## TASK INSTRUCTIONS
Copy out all of the material, matching it word for word.
+++ INFORMATION SHOWN
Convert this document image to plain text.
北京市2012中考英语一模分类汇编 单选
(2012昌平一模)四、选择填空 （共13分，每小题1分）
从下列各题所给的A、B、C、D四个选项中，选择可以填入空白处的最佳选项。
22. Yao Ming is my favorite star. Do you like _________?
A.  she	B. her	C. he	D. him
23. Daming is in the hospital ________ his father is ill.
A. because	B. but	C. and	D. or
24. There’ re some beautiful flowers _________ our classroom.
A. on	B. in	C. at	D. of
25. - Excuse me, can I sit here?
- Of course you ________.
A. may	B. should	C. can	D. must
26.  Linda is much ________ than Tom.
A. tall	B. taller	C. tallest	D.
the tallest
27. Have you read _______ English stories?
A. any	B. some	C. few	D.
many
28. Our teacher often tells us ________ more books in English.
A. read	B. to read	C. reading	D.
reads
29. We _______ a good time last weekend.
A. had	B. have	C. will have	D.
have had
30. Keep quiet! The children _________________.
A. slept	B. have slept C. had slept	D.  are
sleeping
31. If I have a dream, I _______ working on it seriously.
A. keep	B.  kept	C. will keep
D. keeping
++++++
## FINAL ANSWER
Convert this document image to plain text.
北京市2012中考英语一模分类汇编 单选
(2012昌平一模)四、选择填空 （共13分，每小题1分）
从下列各题所给的A、B、C、D四个选项中，选择可以填入空白处的最佳选项。
22. Yao Ming is my favorite star. Do you like _________?
A.  she	B. her	C. he	D. him
23. Daming is in the hospital ________ his father is ill.
A. because	B. but	C. and	D. or
24. There’ re some beautiful flowers _________ our classroom.
A. on	B. in	C. at	D. of
25. - Excuse me, can I sit here?
- Of course you ________.
A. may	B. should	C. can	D. must
26.  Linda is much ________ than Tom.
A. tall	B. taller	C. tallest	D.
the tallest
27. Have you read _______ English stories?
A. any	B. some	C. few	D.
many
28. Our teacher often tells us ________ more books in English.
A. read	B. to read	C. reading	D.
reads
29. We _______ a good time last weekend.
A. had	B. have	C. will have	D.
have had
30. Keep quiet! The children _________________.
A. slept	B. have slept C. had slept	D.  are
sleeping
31. If I have a dream, I _______ working on it seriously.
A. keep	B.  kept	C. will keep
D. keeping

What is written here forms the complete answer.